# Selection
···

Vernon Ah Kee: My entry to Barak is through his artwork. I think of Barak as a drawer – his line is confident, there’s a quality to it, a sensibility which probably had a lot do with who he was and his position within his clan in the Coranderrk community.
He wanted to show ceremony, dancing, custom, the marks, he was showing action. They seem to me the equivalent of photography. These were scenes that he was making because he was there.
My involvement with the Barak project comes in three parts. The single channel video with some of my ideas about who I think he was and what I think he means to black fellas, particularly Aboriginal artists. For the second part of the project I invited a group of friends of mine – artists – just to basically have a conversation about Barak. Not just what we know of Barak and what we think he means to us and what we want him to mean to us but also getting an idea of just how unknown he is to us. The third part is a drawing and this is my idea of Barak. All portraiture is an idealised image of the subject and it’s the artist idea. So I thought I would do a drawing and drawings offer lots of opportunities for investigation and interpretation and so this is my idea.
The drawing started with my interest in Barak and wondering who he is and for me portraits provide an opportunity to find out more about that person – his physical build and his presence. Given the time he lived in it’s really fortunate there are so many images of him. That’s an indication of the calibre of his presence at Coranderrk but also but within Melbourne’s political landscape.
He seems always to be this physical, imposing and impressive presence so that was something that I could draw on. I wanted to really give the sense that he was a man of action and there was a physical presence to him and there was intensity to his thinking, there a purpose to his life and everything he did. I wanted to give a sense of that and for people to react to the drawing in that way.
It’s a big drawing – it’s 1.8 by 2.4 metres. It’s a primed acrylic canvas and I’m using compressed charcoal sticks and white conte crayon and that’s it. Charcoal for me is a medium I understand very well, I use all the time and I’m very familiar with it. My drawings are actually fairly loose - I used to draw small, very detailed drawings that were meticulous and a little pedantic. I started to draw big drawings because I didn’t want to be like that, I didn’t want to be this pedantic renderer. Drawing big affords me the opportunity to be really loose with the drawing style and still achieve a fine portrait, what people would consider to be good drawing.

···

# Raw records
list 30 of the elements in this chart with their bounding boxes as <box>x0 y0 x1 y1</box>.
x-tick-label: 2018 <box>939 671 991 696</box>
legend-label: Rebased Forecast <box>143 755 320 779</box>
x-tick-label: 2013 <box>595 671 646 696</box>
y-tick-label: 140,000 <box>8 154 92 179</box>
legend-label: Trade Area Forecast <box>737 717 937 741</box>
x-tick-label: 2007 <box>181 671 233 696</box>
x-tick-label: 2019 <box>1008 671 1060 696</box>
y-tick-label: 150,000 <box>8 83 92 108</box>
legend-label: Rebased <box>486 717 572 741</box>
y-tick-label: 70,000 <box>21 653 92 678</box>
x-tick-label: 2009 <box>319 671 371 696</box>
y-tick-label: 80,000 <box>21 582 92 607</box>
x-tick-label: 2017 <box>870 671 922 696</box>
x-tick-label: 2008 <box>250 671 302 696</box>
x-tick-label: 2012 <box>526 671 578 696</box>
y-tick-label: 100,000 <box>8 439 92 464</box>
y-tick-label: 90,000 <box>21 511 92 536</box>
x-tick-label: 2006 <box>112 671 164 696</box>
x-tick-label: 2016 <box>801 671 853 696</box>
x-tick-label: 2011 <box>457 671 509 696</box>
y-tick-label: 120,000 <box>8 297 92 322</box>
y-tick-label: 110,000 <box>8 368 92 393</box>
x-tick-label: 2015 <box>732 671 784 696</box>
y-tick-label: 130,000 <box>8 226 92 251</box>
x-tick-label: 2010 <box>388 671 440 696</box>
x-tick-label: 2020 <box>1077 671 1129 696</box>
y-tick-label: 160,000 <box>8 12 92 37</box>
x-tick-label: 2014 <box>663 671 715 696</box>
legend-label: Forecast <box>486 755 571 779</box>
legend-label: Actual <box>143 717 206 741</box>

···

# Exercises
• A. In the piece on Barak, take the part that opens with "The drawing started" and closes with "Melbourne’s political landscape.", and change "physical build" to "stature".
• B. Write what follows the last sentence of the piece on Barak.

# Per-task outputs
• A.
The drawing started with my interest in Barak and wondering who he is and for me portraits provide an opportunity to find out more about that person – his stature and his presence. Given the time he lived in it’s really fortunate there are so many images of him. That’s an indication of the calibre of his presence at Coranderrk but also but within Melbourne’s political landscape.

• B.
Drawing on a large scale gives the opportunity to incorporate lots more detail into the face – the architecture of the face itself, the lines and the character and to draw out whatever information you can see there and to use your imagination and really see where it goes from there. When Barak starts to appear on the canvas you can start investigating his face more. The quality of the skin and the lines on his face and what his hair does and what colour his eyes were and what colour his skin was and what it felt like and the furrow in the brow and what kind of features do we want to exaggerate or find. Those are the decisions and there are hundreds and hundreds like that in every drawing. All the detail becomes much more intense and worked and rendered around the eyes because for me portraits are about the gaze.
It’s almost finished, there will be a bit more to do tomorrow but I’m pretty happy with the way it’s gone so far today.
I like to achieve an intensity that talks more about who we are as Aboriginal people today as a modern, complex and sophisticated people of emotion and hunger and persistence and anger and love and hate and all the things that all people are. Mostly Aboriginal people have a very narrow idea ascribed to them but we are just ordinary people.
I’m trying to show an idea of who I am and who I think my family is and who I think all families are through this idea of portrait but stripping away the exotic and the romantic and the primitive. Also the virtuous and the noble and all those kinds of trappings which are not necessary and do not accurately describe who we are as people.
I feel like it functions as a proper full room installation. It begins with the idea that we don’t know much about Barak and in a lot of cases we know nothing, particularly outside of Victoria. So that’s a perfect start, I think, and it’s a perfect entry into Barak - the idea of Barak as a man, as a politician, as a historical figure. I think that’s the beginning and people can ask their own questions from there.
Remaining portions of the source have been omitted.